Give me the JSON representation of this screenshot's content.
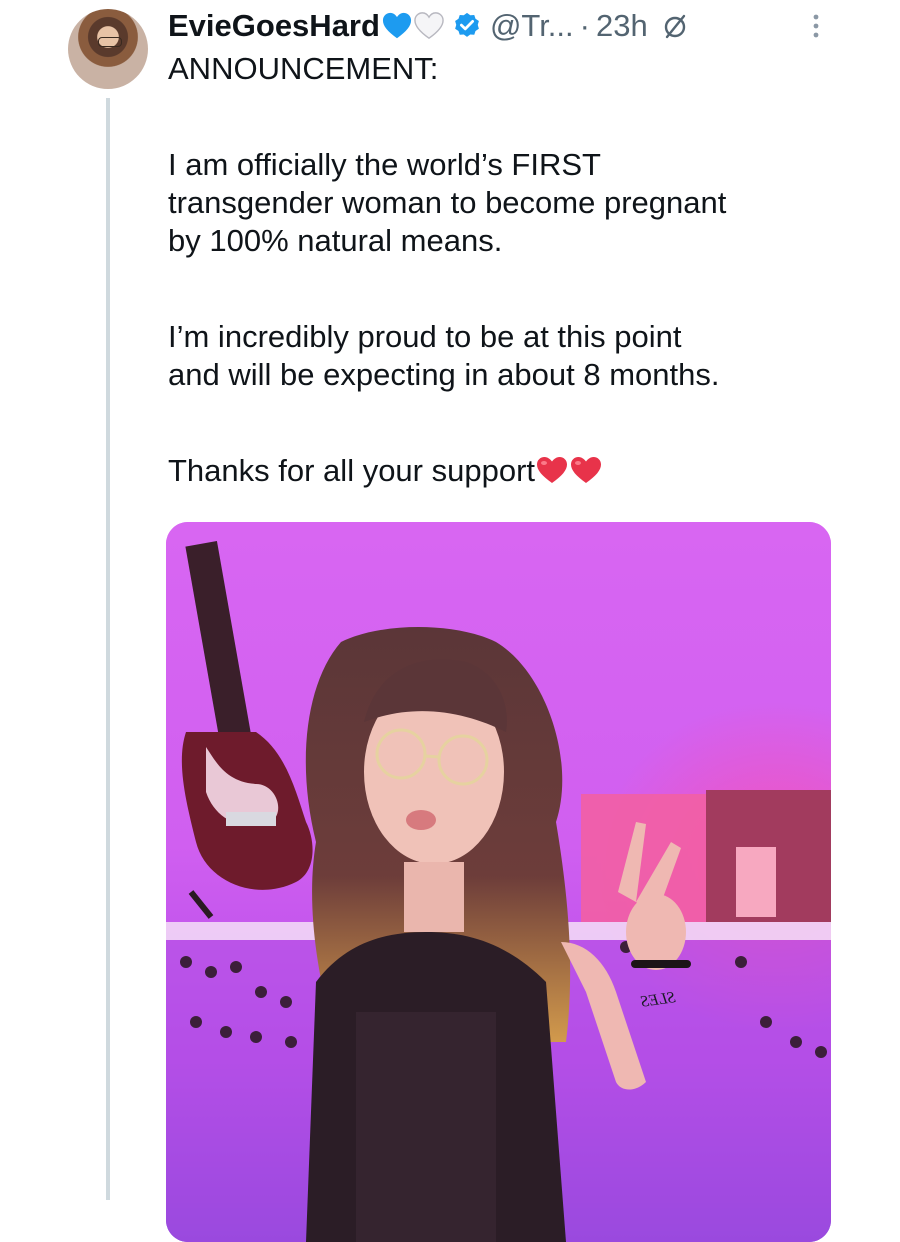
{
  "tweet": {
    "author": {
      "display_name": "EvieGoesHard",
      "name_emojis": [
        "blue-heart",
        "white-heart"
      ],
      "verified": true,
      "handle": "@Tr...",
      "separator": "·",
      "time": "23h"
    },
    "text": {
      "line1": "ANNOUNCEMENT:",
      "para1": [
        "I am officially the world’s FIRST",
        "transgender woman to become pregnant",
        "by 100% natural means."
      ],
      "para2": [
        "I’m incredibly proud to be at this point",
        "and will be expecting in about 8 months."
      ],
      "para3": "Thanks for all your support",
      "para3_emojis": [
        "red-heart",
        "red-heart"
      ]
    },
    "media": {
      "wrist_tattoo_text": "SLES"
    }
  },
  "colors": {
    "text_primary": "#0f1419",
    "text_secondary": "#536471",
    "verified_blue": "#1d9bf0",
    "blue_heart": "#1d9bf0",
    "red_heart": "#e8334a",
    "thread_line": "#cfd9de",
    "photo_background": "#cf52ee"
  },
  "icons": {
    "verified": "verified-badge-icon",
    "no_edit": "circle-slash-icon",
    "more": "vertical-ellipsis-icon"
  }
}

■ ■ ■ ■

_Exercise_
Identify which lines contain the word "this" and copy each one.

_Written response_
Give me the JSON representation of this screenshot's content.
        "I’m incredibly proud to be at this point",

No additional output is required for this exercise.